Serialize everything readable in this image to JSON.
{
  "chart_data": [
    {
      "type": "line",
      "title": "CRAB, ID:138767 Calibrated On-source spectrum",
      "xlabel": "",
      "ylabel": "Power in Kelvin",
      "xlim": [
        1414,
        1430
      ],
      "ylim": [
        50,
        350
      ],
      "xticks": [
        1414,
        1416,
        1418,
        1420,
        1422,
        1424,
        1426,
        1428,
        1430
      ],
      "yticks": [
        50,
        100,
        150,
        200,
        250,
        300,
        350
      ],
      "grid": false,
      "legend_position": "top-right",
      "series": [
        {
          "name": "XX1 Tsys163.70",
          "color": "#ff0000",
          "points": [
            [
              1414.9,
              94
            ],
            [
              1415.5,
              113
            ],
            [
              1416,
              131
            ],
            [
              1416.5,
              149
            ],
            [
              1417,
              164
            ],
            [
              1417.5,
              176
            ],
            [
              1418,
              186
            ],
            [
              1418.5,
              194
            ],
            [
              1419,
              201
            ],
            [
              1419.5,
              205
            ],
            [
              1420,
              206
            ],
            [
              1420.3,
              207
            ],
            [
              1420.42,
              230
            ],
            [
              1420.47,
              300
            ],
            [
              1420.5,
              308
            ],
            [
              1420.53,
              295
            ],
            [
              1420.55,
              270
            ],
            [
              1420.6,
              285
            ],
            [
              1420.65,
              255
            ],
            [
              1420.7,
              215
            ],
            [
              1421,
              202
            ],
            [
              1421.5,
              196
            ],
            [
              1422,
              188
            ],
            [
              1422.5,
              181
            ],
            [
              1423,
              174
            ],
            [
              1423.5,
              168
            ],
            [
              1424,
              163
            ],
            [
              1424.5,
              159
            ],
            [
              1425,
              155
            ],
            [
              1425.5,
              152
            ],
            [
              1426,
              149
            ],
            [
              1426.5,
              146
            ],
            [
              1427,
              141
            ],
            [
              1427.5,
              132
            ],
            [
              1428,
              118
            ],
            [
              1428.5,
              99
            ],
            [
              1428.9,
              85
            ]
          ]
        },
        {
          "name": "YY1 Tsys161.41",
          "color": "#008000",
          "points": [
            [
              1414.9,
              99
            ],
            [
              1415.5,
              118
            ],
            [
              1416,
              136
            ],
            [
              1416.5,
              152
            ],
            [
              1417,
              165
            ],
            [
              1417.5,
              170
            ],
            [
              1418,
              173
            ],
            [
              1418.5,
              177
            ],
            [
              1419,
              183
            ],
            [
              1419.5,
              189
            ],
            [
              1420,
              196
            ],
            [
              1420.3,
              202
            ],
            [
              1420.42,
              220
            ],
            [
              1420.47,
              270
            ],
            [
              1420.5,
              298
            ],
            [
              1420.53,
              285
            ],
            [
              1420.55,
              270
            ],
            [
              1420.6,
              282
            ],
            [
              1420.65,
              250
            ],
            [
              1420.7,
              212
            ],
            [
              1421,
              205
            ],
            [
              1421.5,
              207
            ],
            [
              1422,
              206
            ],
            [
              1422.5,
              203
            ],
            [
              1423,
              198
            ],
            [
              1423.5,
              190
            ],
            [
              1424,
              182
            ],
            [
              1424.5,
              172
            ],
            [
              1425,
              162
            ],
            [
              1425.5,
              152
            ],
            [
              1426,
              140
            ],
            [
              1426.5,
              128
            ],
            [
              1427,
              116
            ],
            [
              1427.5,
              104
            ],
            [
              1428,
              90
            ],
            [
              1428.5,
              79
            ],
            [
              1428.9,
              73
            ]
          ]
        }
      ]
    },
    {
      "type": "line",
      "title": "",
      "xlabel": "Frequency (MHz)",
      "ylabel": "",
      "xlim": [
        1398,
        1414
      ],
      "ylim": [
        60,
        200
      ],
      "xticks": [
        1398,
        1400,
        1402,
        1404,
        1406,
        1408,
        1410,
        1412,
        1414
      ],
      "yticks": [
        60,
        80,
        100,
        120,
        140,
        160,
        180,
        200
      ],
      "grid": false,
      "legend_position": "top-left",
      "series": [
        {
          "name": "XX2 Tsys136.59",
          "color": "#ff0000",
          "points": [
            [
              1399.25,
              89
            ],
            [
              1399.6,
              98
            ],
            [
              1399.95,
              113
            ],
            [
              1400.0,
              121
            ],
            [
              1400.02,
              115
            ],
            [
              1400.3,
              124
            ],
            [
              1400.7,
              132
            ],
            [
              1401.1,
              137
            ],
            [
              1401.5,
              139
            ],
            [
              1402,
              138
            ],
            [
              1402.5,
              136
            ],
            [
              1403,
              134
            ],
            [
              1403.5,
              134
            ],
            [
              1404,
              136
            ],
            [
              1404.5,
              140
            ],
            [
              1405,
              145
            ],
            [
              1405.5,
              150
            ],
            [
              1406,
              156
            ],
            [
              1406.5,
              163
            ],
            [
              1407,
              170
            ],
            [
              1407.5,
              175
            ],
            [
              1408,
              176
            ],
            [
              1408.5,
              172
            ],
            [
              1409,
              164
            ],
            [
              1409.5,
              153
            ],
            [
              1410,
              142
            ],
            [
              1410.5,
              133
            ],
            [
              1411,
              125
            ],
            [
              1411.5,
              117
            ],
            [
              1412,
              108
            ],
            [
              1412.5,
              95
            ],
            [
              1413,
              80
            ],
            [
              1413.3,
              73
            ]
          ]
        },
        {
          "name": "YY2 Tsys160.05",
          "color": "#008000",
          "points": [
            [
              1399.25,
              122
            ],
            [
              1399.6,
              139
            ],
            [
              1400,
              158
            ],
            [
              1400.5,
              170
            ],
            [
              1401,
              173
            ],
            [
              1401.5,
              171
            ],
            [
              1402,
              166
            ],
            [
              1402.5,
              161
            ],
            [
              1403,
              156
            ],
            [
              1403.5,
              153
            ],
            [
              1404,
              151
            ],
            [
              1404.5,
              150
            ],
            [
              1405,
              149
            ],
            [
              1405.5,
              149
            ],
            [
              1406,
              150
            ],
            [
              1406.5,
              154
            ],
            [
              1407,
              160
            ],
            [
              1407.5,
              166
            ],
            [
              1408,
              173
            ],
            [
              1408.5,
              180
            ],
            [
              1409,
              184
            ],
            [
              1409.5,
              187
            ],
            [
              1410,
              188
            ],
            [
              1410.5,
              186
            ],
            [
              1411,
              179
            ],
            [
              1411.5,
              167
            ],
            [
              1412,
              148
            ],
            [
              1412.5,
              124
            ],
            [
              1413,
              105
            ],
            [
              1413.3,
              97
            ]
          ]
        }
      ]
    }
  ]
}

● DIRECTIVE
Look through the entries above. Extract each line with the word "name".

● WRITTEN ANSWER
          "name": "XX1 Tsys163.70",
          "name": "YY1 Tsys161.41",
          "name": "XX2 Tsys136.59",
          "name": "YY2 Tsys160.05",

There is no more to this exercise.